··· Items

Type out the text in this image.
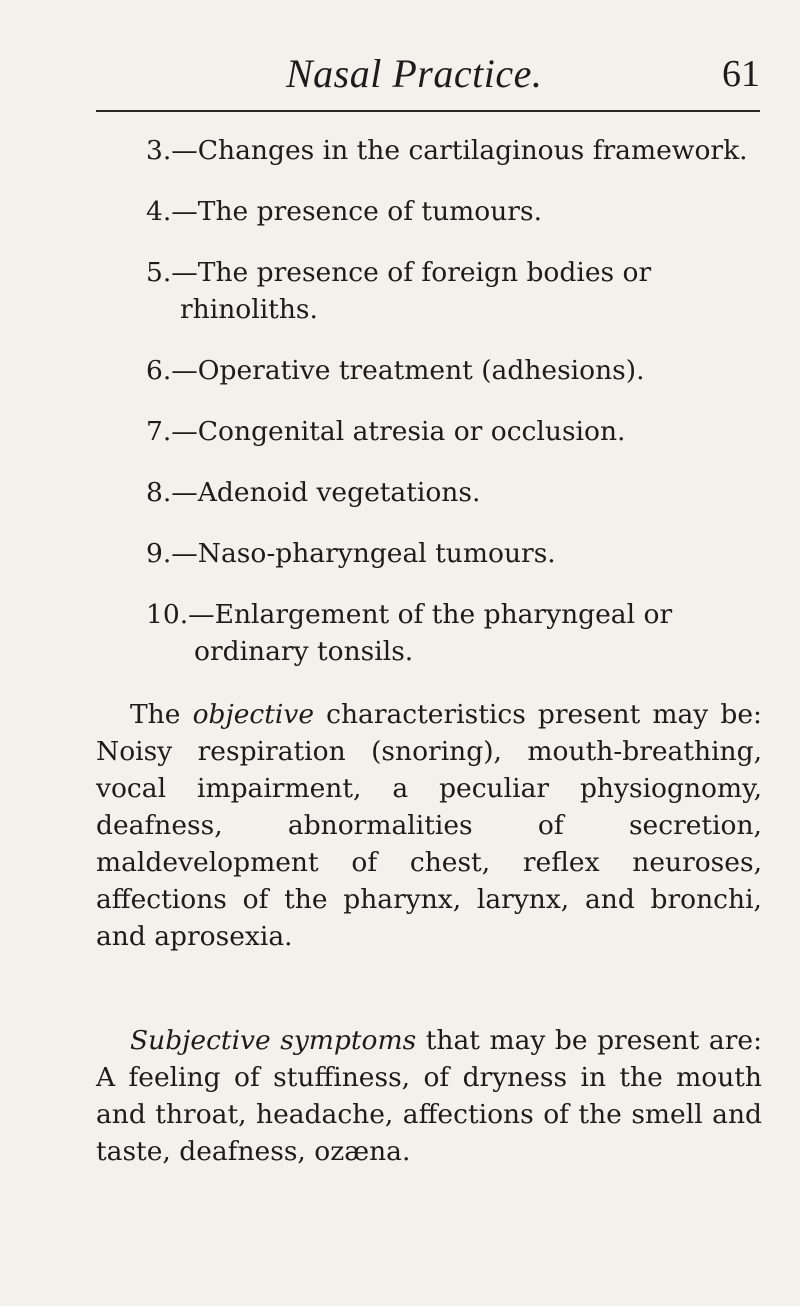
Nasal Practice.	61
3.—Changes in the cartilaginous framework.
4.—The presence of tumours.
5.—The presence of foreign bodies or rhinoliths.
6.—Operative treatment (adhesions).
7.—Congenital atresia or occlusion.
8.—Adenoid vegetations.
9.—Naso-pharyngeal tumours.
10.—Enlargement of the pharyngeal or ordinary tonsils.

The objective characteristics present may be: Noisy respiration (snoring), mouth-breathing, vocal impairment, a peculiar physiognomy, deafness, abnormalities of secretion, maldevelopment of chest, reflex neuroses, affections of the pharynx, larynx, and bronchi, and aprosexia.

Subjective symptoms that may be present are: A feeling of stuffiness, of dryness in the mouth and throat, headache, affections of the smell and taste, deafness, ozæna.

······

● **Exercise requirements**
Transcribe the records word for word and include no pictures.

● **The completed task**
Type out the text in this image.
Nasal Practice.	61
3.—Changes in the cartilaginous framework.
4.—The presence of tumours.
5.—The presence of foreign bodies or rhinoliths.
6.—Operative treatment (adhesions).
7.—Congenital atresia or occlusion.
8.—Adenoid vegetations.
9.—Naso-pharyngeal tumours.
10.—Enlargement of the pharyngeal or ordinary tonsils.

The objective characteristics present may be: Noisy respiration (snoring), mouth-breathing, vocal impairment, a peculiar physiognomy, deafness, abnormalities of secretion, maldevelopment of chest, reflex neuroses, affections of the pharynx, larynx, and bronchi, and aprosexia.

Subjective symptoms that may be present are: A feeling of stuffiness, of dryness in the mouth and throat, headache, affections of the smell and taste, deafness, ozæna.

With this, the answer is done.